**Stated goal:** Using the data below, copy every line that contains the word "halus".

[Saved data entries]
......

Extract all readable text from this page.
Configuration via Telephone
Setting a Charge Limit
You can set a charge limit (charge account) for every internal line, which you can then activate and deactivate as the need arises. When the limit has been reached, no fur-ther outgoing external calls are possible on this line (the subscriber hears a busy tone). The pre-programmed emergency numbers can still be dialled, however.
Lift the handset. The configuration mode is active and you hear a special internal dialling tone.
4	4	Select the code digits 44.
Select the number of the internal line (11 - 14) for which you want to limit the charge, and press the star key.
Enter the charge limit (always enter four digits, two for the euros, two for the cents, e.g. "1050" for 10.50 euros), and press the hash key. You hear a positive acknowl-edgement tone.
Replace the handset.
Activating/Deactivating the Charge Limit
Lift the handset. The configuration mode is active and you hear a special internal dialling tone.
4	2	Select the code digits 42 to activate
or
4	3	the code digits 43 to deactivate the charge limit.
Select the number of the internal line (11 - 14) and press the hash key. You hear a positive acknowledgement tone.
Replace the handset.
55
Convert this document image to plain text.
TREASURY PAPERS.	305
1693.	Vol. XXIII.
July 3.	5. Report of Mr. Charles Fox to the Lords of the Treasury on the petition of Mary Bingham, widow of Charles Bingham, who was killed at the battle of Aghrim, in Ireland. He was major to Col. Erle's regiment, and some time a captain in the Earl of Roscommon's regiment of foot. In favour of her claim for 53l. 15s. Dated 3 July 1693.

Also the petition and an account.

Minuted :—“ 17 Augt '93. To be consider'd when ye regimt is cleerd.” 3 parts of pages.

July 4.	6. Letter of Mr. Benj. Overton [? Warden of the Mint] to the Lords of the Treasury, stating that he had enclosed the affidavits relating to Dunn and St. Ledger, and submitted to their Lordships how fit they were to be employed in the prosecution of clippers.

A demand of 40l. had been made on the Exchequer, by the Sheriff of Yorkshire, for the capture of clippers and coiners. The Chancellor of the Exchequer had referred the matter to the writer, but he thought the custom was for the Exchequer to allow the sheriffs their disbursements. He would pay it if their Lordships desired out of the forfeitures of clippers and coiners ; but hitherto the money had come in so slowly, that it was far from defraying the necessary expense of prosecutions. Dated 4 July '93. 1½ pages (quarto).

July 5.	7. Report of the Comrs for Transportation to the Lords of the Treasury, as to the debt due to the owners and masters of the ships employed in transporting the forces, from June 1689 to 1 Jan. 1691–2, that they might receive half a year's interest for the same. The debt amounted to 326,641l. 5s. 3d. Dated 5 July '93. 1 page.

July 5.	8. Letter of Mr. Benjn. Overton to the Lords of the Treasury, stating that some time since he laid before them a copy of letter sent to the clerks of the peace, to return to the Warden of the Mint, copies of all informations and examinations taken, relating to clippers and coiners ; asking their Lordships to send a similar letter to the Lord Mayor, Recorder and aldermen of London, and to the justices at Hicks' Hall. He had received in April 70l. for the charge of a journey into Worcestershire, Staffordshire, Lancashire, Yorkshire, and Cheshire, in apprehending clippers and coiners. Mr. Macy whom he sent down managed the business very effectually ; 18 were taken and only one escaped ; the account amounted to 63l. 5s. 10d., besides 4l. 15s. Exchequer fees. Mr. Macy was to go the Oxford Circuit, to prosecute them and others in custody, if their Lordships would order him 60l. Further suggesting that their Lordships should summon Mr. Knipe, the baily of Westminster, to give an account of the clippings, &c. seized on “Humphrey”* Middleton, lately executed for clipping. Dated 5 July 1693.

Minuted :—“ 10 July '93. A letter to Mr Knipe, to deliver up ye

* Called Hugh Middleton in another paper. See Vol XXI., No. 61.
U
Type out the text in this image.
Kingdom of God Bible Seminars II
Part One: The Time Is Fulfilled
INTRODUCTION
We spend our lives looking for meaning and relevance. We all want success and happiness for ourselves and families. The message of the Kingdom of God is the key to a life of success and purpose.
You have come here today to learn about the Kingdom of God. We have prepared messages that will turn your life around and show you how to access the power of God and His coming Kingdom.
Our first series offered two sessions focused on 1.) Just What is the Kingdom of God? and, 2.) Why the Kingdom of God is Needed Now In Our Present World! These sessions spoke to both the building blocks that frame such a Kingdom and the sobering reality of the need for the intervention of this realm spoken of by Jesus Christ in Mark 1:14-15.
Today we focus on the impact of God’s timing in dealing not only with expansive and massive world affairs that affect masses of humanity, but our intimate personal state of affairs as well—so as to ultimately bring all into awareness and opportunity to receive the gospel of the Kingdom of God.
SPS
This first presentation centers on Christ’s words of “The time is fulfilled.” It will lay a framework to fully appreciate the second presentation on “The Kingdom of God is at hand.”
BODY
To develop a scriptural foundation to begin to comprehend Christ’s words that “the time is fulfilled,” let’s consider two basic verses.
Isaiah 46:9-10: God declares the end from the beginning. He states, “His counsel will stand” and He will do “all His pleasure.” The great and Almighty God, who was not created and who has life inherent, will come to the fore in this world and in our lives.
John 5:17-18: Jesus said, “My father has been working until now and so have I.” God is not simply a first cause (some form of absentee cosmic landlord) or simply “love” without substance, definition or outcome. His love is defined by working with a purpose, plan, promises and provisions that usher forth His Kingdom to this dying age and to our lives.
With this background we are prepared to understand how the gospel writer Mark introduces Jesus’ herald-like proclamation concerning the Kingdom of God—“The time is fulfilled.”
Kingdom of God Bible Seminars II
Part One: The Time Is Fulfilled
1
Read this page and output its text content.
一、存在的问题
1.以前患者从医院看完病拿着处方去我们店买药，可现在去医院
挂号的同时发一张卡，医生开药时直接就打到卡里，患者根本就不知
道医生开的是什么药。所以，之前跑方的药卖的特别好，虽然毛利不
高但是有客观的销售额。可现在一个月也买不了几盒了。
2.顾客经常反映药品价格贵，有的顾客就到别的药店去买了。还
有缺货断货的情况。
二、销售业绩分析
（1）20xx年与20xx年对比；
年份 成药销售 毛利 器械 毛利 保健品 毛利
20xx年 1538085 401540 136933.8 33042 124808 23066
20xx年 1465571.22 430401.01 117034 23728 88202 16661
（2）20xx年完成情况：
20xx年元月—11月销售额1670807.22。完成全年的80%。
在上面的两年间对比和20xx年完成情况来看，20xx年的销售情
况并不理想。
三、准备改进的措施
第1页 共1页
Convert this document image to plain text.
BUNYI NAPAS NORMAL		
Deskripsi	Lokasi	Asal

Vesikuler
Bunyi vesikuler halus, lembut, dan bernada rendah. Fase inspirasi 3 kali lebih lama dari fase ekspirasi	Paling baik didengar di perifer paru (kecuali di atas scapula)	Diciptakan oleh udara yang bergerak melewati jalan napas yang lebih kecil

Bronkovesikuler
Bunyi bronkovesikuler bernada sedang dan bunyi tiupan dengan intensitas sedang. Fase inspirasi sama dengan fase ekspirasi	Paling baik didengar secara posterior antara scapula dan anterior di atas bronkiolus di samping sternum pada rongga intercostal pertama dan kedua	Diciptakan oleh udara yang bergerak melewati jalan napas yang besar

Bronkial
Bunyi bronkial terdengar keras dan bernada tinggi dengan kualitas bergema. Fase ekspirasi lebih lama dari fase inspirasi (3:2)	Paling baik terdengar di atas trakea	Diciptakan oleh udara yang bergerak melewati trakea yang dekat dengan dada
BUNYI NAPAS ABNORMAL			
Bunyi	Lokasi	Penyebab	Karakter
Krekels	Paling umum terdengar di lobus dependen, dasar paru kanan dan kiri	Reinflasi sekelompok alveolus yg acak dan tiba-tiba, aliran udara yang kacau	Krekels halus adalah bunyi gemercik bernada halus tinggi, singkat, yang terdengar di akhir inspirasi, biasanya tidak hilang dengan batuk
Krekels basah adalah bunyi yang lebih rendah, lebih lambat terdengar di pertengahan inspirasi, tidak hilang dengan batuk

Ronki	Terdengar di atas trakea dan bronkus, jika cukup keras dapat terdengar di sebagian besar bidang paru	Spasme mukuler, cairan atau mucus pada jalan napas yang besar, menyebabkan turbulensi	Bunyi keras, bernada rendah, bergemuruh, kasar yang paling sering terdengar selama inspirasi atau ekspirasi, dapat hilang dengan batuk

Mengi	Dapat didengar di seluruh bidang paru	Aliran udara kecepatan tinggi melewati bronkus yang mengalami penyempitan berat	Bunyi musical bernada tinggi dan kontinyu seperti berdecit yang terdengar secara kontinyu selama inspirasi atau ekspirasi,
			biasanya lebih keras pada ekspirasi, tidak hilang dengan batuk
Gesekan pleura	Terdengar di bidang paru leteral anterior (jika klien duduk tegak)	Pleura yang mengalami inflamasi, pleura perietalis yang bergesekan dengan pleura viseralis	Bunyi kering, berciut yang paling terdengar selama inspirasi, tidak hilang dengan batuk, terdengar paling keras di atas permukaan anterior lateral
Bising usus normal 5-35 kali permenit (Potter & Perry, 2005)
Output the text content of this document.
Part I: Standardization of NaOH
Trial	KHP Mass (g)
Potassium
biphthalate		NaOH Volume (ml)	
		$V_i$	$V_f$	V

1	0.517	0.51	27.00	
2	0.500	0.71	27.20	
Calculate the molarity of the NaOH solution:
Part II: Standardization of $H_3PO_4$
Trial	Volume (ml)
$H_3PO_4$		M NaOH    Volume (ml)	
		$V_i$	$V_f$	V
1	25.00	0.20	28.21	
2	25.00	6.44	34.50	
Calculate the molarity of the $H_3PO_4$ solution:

......

**Full response:**
Bunyi vesikuler halus, lembut, dan bernada rendah. Fase inspirasi 3 kali lebih lama dari fase ekspirasi	Paling baik didengar di perifer paru (kecuali di atas scapula)	Diciptakan oleh udara yang bergerak melewati jalan napas yang lebih kecil
Krekels	Paling umum terdengar di lobus dependen, dasar paru kanan dan kiri	Reinflasi sekelompok alveolus yg acak dan tiba-tiba, aliran udara yang kacau	Krekels halus adalah bunyi gemercik bernada halus tinggi, singkat, yang terdengar di akhir inspirasi, biasanya tidak hilang dengan batuk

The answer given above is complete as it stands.